* begin Supplied data *
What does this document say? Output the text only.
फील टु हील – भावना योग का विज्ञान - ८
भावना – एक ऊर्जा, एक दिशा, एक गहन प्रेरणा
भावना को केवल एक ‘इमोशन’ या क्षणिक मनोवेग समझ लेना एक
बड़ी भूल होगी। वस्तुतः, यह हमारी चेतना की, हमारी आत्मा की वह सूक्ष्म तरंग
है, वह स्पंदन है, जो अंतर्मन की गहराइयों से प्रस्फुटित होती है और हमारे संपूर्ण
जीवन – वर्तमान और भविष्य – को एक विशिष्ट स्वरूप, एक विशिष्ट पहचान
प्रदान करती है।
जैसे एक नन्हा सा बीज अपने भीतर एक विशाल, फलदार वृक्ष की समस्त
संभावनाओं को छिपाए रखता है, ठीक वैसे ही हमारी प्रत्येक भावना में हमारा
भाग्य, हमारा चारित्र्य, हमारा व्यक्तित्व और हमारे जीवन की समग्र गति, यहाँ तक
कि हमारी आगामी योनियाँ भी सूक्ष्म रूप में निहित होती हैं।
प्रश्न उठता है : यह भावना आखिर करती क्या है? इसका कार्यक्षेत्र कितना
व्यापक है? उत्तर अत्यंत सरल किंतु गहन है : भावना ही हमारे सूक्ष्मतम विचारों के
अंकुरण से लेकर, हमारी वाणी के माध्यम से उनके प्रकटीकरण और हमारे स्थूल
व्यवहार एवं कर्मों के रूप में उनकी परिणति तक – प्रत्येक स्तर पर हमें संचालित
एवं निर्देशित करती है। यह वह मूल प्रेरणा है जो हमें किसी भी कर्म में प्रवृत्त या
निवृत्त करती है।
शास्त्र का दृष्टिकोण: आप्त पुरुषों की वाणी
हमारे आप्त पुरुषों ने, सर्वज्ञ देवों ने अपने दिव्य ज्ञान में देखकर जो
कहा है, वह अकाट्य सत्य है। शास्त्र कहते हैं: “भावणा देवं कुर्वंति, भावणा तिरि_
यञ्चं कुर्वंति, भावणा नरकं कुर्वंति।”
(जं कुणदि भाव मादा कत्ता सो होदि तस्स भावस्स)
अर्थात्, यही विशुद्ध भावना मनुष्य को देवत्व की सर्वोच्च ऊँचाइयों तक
* end Supplied data *
The task: Return what is listed above, exactly and completely.

Written response:
What does this document say? Output the text only.
फील टु हील – भावना योग का विज्ञान - ८
भावना – एक ऊर्जा, एक दिशा, एक गहन प्रेरणा
भावना को केवल एक ‘इमोशन’ या क्षणिक मनोवेग समझ लेना एक
बड़ी भूल होगी। वस्तुतः, यह हमारी चेतना की, हमारी आत्मा की वह सूक्ष्म तरंग
है, वह स्पंदन है, जो अंतर्मन की गहराइयों से प्रस्फुटित होती है और हमारे संपूर्ण
जीवन – वर्तमान और भविष्य – को एक विशिष्ट स्वरूप, एक विशिष्ट पहचान
प्रदान करती है।
जैसे एक नन्हा सा बीज अपने भीतर एक विशाल, फलदार वृक्ष की समस्त
संभावनाओं को छिपाए रखता है, ठीक वैसे ही हमारी प्रत्येक भावना में हमारा
भाग्य, हमारा चारित्र्य, हमारा व्यक्तित्व और हमारे जीवन की समग्र गति, यहाँ तक
कि हमारी आगामी योनियाँ भी सूक्ष्म रूप में निहित होती हैं।
प्रश्न उठता है : यह भावना आखिर करती क्या है? इसका कार्यक्षेत्र कितना
व्यापक है? उत्तर अत्यंत सरल किंतु गहन है : भावना ही हमारे सूक्ष्मतम विचारों के
अंकुरण से लेकर, हमारी वाणी के माध्यम से उनके प्रकटीकरण और हमारे स्थूल
व्यवहार एवं कर्मों के रूप में उनकी परिणति तक – प्रत्येक स्तर पर हमें संचालित
एवं निर्देशित करती है। यह वह मूल प्रेरणा है जो हमें किसी भी कर्म में प्रवृत्त या
निवृत्त करती है।
शास्त्र का दृष्टिकोण: आप्त पुरुषों की वाणी
हमारे आप्त पुरुषों ने, सर्वज्ञ देवों ने अपने दिव्य ज्ञान में देखकर जो
कहा है, वह अकाट्य सत्य है। शास्त्र कहते हैं: “भावणा देवं कुर्वंति, भावणा तिरि_
यञ्चं कुर्वंति, भावणा नरकं कुर्वंति।”
(जं कुणदि भाव मादा कत्ता सो होदि तस्स भावस्स)
अर्थात्, यही विशुद्ध भावना मनुष्य को देवत्व की सर्वोच्च ऊँचाइयों तक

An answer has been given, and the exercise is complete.